Determine how many lines of the material hold the string "仪器和设备" and reply with only that number.

◇ ◇ ◇ ◇

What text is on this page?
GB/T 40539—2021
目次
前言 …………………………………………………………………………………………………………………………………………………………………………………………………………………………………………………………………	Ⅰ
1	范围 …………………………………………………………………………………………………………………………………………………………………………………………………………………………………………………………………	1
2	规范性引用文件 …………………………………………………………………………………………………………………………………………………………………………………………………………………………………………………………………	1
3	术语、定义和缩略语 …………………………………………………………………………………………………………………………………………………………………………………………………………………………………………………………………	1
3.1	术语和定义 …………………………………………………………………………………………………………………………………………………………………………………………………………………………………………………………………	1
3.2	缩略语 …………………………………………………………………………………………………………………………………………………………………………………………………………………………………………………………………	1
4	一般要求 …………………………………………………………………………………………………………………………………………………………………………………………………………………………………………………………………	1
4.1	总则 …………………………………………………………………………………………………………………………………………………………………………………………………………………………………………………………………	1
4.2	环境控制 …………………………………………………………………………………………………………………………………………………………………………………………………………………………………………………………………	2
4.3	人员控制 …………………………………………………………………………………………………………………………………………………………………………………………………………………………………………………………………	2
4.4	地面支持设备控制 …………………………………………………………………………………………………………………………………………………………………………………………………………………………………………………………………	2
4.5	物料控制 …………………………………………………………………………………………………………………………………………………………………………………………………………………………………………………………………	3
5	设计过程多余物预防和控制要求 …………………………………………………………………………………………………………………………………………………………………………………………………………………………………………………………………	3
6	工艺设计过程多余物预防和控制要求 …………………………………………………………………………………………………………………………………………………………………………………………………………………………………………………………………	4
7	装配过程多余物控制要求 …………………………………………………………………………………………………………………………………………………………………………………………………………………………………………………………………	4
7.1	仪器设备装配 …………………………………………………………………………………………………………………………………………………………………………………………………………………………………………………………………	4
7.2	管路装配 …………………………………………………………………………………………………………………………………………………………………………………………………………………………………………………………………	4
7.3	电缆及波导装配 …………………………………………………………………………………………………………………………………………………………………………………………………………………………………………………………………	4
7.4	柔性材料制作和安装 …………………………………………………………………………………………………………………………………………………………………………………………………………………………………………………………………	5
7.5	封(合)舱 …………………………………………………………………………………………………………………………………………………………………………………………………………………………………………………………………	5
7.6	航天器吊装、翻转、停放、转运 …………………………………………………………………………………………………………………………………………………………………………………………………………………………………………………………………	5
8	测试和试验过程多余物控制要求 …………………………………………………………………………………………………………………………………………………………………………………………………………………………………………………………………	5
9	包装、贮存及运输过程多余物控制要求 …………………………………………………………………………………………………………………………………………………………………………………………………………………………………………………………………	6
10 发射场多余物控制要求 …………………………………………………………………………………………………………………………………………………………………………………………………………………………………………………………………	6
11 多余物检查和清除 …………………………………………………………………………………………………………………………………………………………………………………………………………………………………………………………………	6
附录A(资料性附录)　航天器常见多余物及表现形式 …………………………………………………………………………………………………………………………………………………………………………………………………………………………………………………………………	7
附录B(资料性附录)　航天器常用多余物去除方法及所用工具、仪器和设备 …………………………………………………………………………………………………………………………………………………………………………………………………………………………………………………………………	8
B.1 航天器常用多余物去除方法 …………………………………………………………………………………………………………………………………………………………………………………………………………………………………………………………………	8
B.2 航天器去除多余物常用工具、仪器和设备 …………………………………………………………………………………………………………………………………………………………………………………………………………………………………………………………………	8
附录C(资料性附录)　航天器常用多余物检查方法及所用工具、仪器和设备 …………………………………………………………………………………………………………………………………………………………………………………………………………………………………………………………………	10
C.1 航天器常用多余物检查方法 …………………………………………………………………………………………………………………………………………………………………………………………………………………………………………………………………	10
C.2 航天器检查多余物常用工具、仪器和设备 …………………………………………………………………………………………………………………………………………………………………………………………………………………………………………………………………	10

◇ ◇ ◇ ◇

■ RESPONSE TO THE TASK
4